Supplied information
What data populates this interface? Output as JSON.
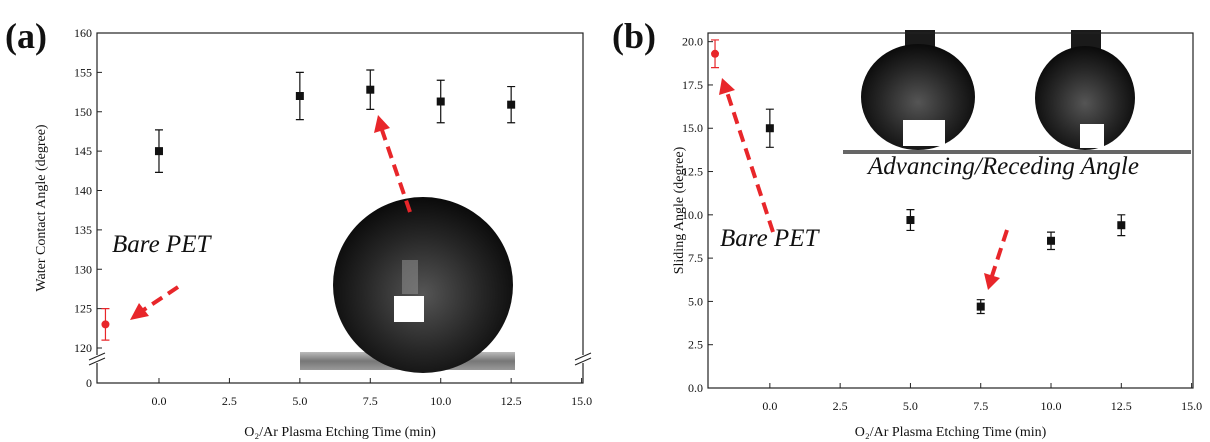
{
  "chart_data": [
    {
      "type": "scatter",
      "panel_label": "(a)",
      "x_label": "O₂/Ar Plasma Etching Time (min)",
      "y_label": "Water Contact Angle (degree)",
      "annotations": [
        "Bare PET"
      ],
      "xlim": [
        -2.2,
        15.05
      ],
      "ylim": [
        0,
        160
      ],
      "ybreak": [
        0,
        120
      ],
      "xticks": [
        {
          "value": 0,
          "label": "0.0"
        },
        {
          "value": 2.5,
          "label": "2.5"
        },
        {
          "value": 5,
          "label": "5.0"
        },
        {
          "value": 7.5,
          "label": "7.5"
        },
        {
          "value": 10,
          "label": "10.0"
        },
        {
          "value": 12.5,
          "label": "12.5"
        },
        {
          "value": 15,
          "label": "15.0"
        }
      ],
      "yticks": [
        0,
        120,
        125,
        130,
        135,
        140,
        145,
        150,
        155,
        160
      ],
      "series": [
        {
          "color": "#e8262a",
          "marker": "circle",
          "x": [
            -1.9
          ],
          "values": [
            123
          ],
          "errors": [
            2
          ]
        },
        {
          "color": "#111111",
          "marker": "square",
          "x": [
            0,
            5,
            7.5,
            10,
            12.5
          ],
          "values": [
            145,
            152,
            152.8,
            151.3,
            150.9
          ],
          "errors": [
            2.7,
            3,
            2.5,
            2.7,
            2.3
          ]
        }
      ]
    },
    {
      "type": "scatter",
      "panel_label": "(b)",
      "x_label": "O₂/Ar Plasma Etching Time (min)",
      "y_label": "Sliding Angle (degree)",
      "annotations": [
        "Bare PET",
        "Advancing/Receding Angle"
      ],
      "xlim": [
        -2.2,
        15.05
      ],
      "ylim": [
        0,
        20.5
      ],
      "xticks": [
        {
          "value": 0,
          "label": "0.0"
        },
        {
          "value": 2.5,
          "label": "2.5"
        },
        {
          "value": 5,
          "label": "5.0"
        },
        {
          "value": 7.5,
          "label": "7.5"
        },
        {
          "value": 10,
          "label": "10.0"
        },
        {
          "value": 12.5,
          "label": "12.5"
        },
        {
          "value": 15,
          "label": "15.0"
        }
      ],
      "yticks": [
        {
          "value": 0,
          "label": "0.0"
        },
        {
          "value": 2.5,
          "label": "2.5"
        },
        {
          "value": 5,
          "label": "5.0"
        },
        {
          "value": 7.5,
          "label": "7.5"
        },
        {
          "value": 10,
          "label": "10.0"
        },
        {
          "value": 12.5,
          "label": "12.5"
        },
        {
          "value": 15,
          "label": "15.0"
        },
        {
          "value": 17.5,
          "label": "17.5"
        },
        {
          "value": 20,
          "label": "20.0"
        }
      ],
      "series": [
        {
          "color": "#e8262a",
          "marker": "circle",
          "x": [
            -1.95
          ],
          "values": [
            19.3
          ],
          "errors": [
            0.8
          ]
        },
        {
          "color": "#111111",
          "marker": "square",
          "x": [
            0,
            5,
            7.5,
            10,
            12.5
          ],
          "values": [
            15,
            9.7,
            4.7,
            8.5,
            9.4
          ],
          "errors": [
            1.1,
            0.6,
            0.4,
            0.5,
            0.6
          ]
        }
      ]
    }
  ]
}
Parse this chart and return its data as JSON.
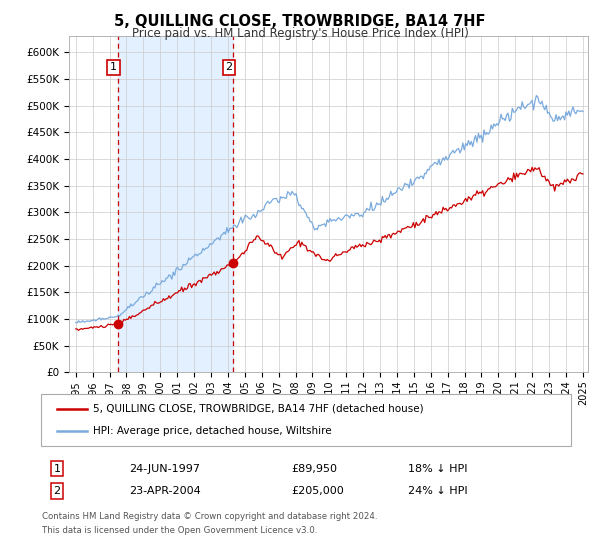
{
  "title": "5, QUILLING CLOSE, TROWBRIDGE, BA14 7HF",
  "subtitle": "Price paid vs. HM Land Registry's House Price Index (HPI)",
  "legend_line1": "5, QUILLING CLOSE, TROWBRIDGE, BA14 7HF (detached house)",
  "legend_line2": "HPI: Average price, detached house, Wiltshire",
  "annotation1_date": "24-JUN-1997",
  "annotation1_price": "£89,950",
  "annotation1_hpi": "18% ↓ HPI",
  "annotation2_date": "23-APR-2004",
  "annotation2_price": "£205,000",
  "annotation2_hpi": "24% ↓ HPI",
  "footer1": "Contains HM Land Registry data © Crown copyright and database right 2024.",
  "footer2": "This data is licensed under the Open Government Licence v3.0.",
  "red_color": "#cc0000",
  "blue_color": "#7aaadd",
  "bg_shading_color": "#ddeeff",
  "grid_color": "#cccccc",
  "sale1_year": 1997.48,
  "sale1_price": 89950,
  "sale2_year": 2004.31,
  "sale2_price": 205000,
  "ylim_max": 630000,
  "ylim_min": 0,
  "start_year": 1995.0,
  "end_year": 2025.0
}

Given request
Copy every line of the listing that includes the string "QUILLING".

Answer to the exercise
  "title": "5, QUILLING CLOSE, TROWBRIDGE, BA14 7HF",
  "legend_line1": "5, QUILLING CLOSE, TROWBRIDGE, BA14 7HF (detached house)",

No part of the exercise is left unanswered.